> _What you are asked to do_
Retype each line exactly. Skip images.

[Dataset items]
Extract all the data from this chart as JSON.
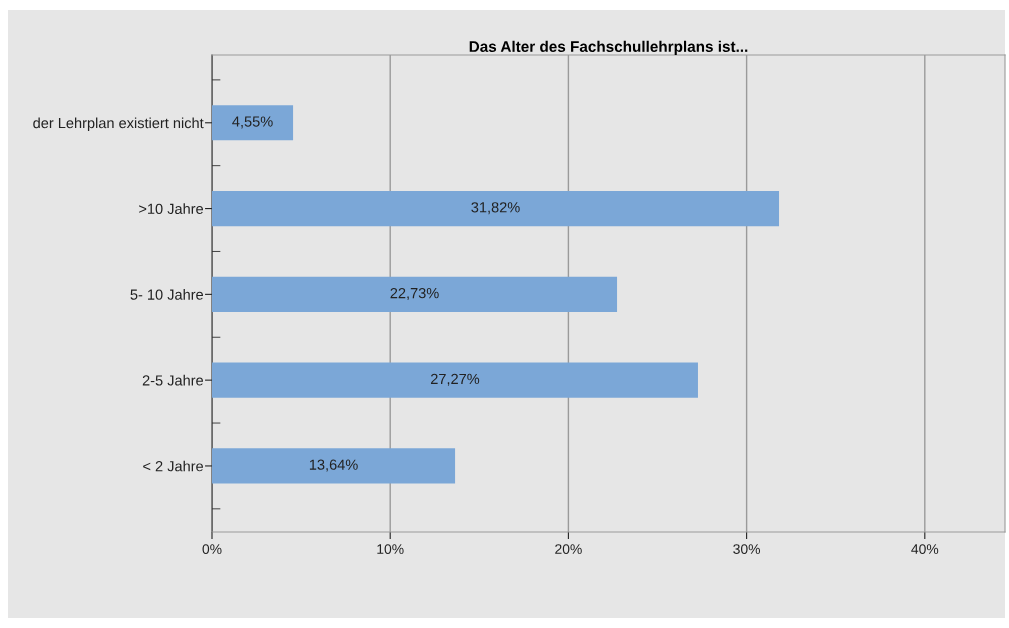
{
  "chart_data": {
    "type": "bar",
    "orientation": "horizontal",
    "title": "Das Alter des Fachschullehrplans ist...",
    "categories": [
      "der Lehrplan existiert nicht",
      ">10 Jahre",
      "5- 10 Jahre",
      "2-5 Jahre",
      "< 2 Jahre"
    ],
    "values": [
      4.55,
      31.82,
      22.73,
      27.27,
      13.64
    ],
    "value_labels": [
      "4,55%",
      "31,82%",
      "22,73%",
      "27,27%",
      "13,64%"
    ],
    "color": "#7ba7d7",
    "xlim": [
      0,
      44.5
    ],
    "xticks": [
      {
        "value": 0,
        "label": "0%"
      },
      {
        "value": 10,
        "label": "10%"
      },
      {
        "value": 20,
        "label": "20%"
      },
      {
        "value": 30,
        "label": "30%"
      },
      {
        "value": 40,
        "label": "40%"
      }
    ],
    "grid": "x"
  }
}
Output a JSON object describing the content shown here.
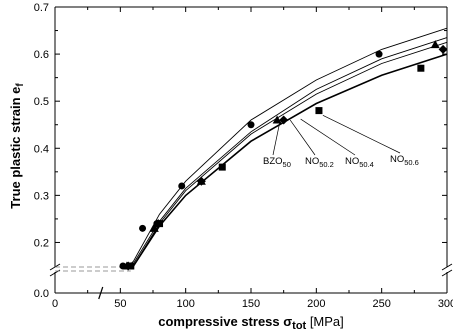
{
  "chart_data": {
    "type": "scatter",
    "title": "",
    "xlabel": {
      "main": "compressive stress ",
      "symbol": "σ",
      "subscript": "tot",
      "unit": " [MPa]"
    },
    "ylabel": {
      "main": "True plastic strain  e",
      "subscript": "f"
    },
    "xlim": [
      0,
      300
    ],
    "ylim": [
      0,
      0.7
    ],
    "y_axis_break": [
      0.0,
      0.15
    ],
    "x_axis_break_at": 35,
    "x_ticks": [
      "0",
      "50",
      "100",
      "150",
      "200",
      "250",
      "300"
    ],
    "y_ticks": [
      "0.0",
      "0.2",
      "0.3",
      "0.4",
      "0.5",
      "0.6",
      "0.7"
    ],
    "grid": false,
    "series": [
      {
        "name_base": "BZO",
        "name_sub": "50",
        "marker": "circle",
        "x": [
          52,
          67,
          78,
          97,
          150,
          248
        ],
        "y": [
          0.15,
          0.23,
          0.24,
          0.32,
          0.45,
          0.6
        ]
      },
      {
        "name_base": "NO",
        "name_sub": "50.2",
        "marker": "square",
        "x": [
          58,
          80,
          128,
          202,
          280
        ],
        "y": [
          0.15,
          0.24,
          0.36,
          0.48,
          0.57
        ]
      },
      {
        "name_base": "NO",
        "name_sub": "50.4",
        "marker": "diamond",
        "x": [
          56,
          79,
          112,
          175,
          297
        ],
        "y": [
          0.15,
          0.24,
          0.33,
          0.46,
          0.61
        ]
      },
      {
        "name_base": "NO",
        "name_sub": "50.6",
        "marker": "triangle",
        "x": [
          55,
          76,
          112,
          170,
          291
        ],
        "y": [
          0.15,
          0.23,
          0.33,
          0.46,
          0.62
        ]
      }
    ],
    "fit_curves": [
      {
        "x": [
          55,
          60,
          80,
          100,
          150,
          200,
          250,
          300
        ],
        "y": [
          0.13,
          0.16,
          0.26,
          0.33,
          0.46,
          0.545,
          0.61,
          0.655
        ]
      },
      {
        "x": [
          55,
          60,
          80,
          100,
          150,
          200,
          250,
          300
        ],
        "y": [
          0.13,
          0.155,
          0.245,
          0.315,
          0.435,
          0.525,
          0.59,
          0.635
        ]
      },
      {
        "x": [
          55,
          60,
          80,
          100,
          150,
          200,
          250,
          300
        ],
        "y": [
          0.13,
          0.15,
          0.24,
          0.31,
          0.43,
          0.515,
          0.58,
          0.625
        ]
      },
      {
        "x": [
          55,
          60,
          80,
          100,
          150,
          200,
          250,
          300
        ],
        "y": [
          0.13,
          0.148,
          0.235,
          0.3,
          0.415,
          0.495,
          0.555,
          0.6
        ]
      }
    ],
    "annotations": [
      {
        "series": 0,
        "base": "BZO",
        "sub": "50",
        "pointer": [
          172,
          0.455
        ]
      },
      {
        "series": 1,
        "base": "NO",
        "sub": "50.2",
        "pointer": [
          180,
          0.46
        ]
      },
      {
        "series": 2,
        "base": "NO",
        "sub": "50.4",
        "pointer": [
          188,
          0.462
        ]
      },
      {
        "series": 3,
        "base": "NO",
        "sub": "50.6",
        "pointer": [
          205,
          0.47
        ]
      }
    ]
  }
}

> _Solved problem_
Extract all the data from this chart as JSON.
{
  "chart_data": {
    "type": "bar",
    "orientation": "horizontal",
    "title": "Das Alter des Fachschullehrplans ist...",
    "categories": [
      "der Lehrplan existiert nicht",
      ">10 Jahre",
      "5- 10 Jahre",
      "2-5 Jahre",
      "< 2 Jahre"
    ],
    "values": [
      4.55,
      31.82,
      22.73,
      27.27,
      13.64
    ],
    "value_labels": [
      "4,55%",
      "31,82%",
      "22,73%",
      "27,27%",
      "13,64%"
    ],
    "color": "#7ba7d7",
    "xlim": [
      0,
      44.5
    ],
    "xticks": [
      {
        "value": 0,
        "label": "0%"
      },
      {
        "value": 10,
        "label": "10%"
      },
      {
        "value": 20,
        "label": "20%"
      },
      {
        "value": 30,
        "label": "30%"
      },
      {
        "value": 40,
        "label": "40%"
      }
    ],
    "grid": "x"
  }
}
Output a JSON object describing the content shown here.
{
  "chart_data": {
    "type": "scatter",
    "title": "",
    "xlabel": {
      "main": "compressive stress ",
      "symbol": "σ",
      "subscript": "tot",
      "unit": " [MPa]"
    },
    "ylabel": {
      "main": "True plastic strain  e",
      "subscript": "f"
    },
    "xlim": [
      0,
      300
    ],
    "ylim": [
      0,
      0.7
    ],
    "y_axis_break": [
      0.0,
      0.15
    ],
    "x_axis_break_at": 35,
    "x_ticks": [
      "0",
      "50",
      "100",
      "150",
      "200",
      "250",
      "300"
    ],
    "y_ticks": [
      "0.0",
      "0.2",
      "0.3",
      "0.4",
      "0.5",
      "0.6",
      "0.7"
    ],
    "grid": false,
    "series": [
      {
        "name_base": "BZO",
        "name_sub": "50",
        "marker": "circle",
        "x": [
          52,
          67,
          78,
          97,
          150,
          248
        ],
        "y": [
          0.15,
          0.23,
          0.24,
          0.32,
          0.45,
          0.6
        ]
      },
      {
        "name_base": "NO",
        "name_sub": "50.2",
        "marker": "square",
        "x": [
          58,
          80,
          128,
          202,
          280
        ],
        "y": [
          0.15,
          0.24,
          0.36,
          0.48,
          0.57
        ]
      },
      {
        "name_base": "NO",
        "name_sub": "50.4",
        "marker": "diamond",
        "x": [
          56,
          79,
          112,
          175,
          297
        ],
        "y": [
          0.15,
          0.24,
          0.33,
          0.46,
          0.61
        ]
      },
      {
        "name_base": "NO",
        "name_sub": "50.6",
        "marker": "triangle",
        "x": [
          55,
          76,
          112,
          170,
          291
        ],
        "y": [
          0.15,
          0.23,
          0.33,
          0.46,
          0.62
        ]
      }
    ],
    "fit_curves": [
      {
        "x": [
          55,
          60,
          80,
          100,
          150,
          200,
          250,
          300
        ],
        "y": [
          0.13,
          0.16,
          0.26,
          0.33,
          0.46,
          0.545,
          0.61,
          0.655
        ]
      },
      {
        "x": [
          55,
          60,
          80,
          100,
          150,
          200,
          250,
          300
        ],
        "y": [
          0.13,
          0.155,
          0.245,
          0.315,
          0.435,
          0.525,
          0.59,
          0.635
        ]
      },
      {
        "x": [
          55,
          60,
          80,
          100,
          150,
          200,
          250,
          300
        ],
        "y": [
          0.13,
          0.15,
          0.24,
          0.31,
          0.43,
          0.515,
          0.58,
          0.625
        ]
      },
      {
        "x": [
          55,
          60,
          80,
          100,
          150,
          200,
          250,
          300
        ],
        "y": [
          0.13,
          0.148,
          0.235,
          0.3,
          0.415,
          0.495,
          0.555,
          0.6
        ]
      }
    ],
    "annotations": [
      {
        "series": 0,
        "base": "BZO",
        "sub": "50",
        "pointer": [
          172,
          0.455
        ]
      },
      {
        "series": 1,
        "base": "NO",
        "sub": "50.2",
        "pointer": [
          180,
          0.46
        ]
      },
      {
        "series": 2,
        "base": "NO",
        "sub": "50.4",
        "pointer": [
          188,
          0.462
        ]
      },
      {
        "series": 3,
        "base": "NO",
        "sub": "50.6",
        "pointer": [
          205,
          0.47
        ]
      }
    ]
  }
}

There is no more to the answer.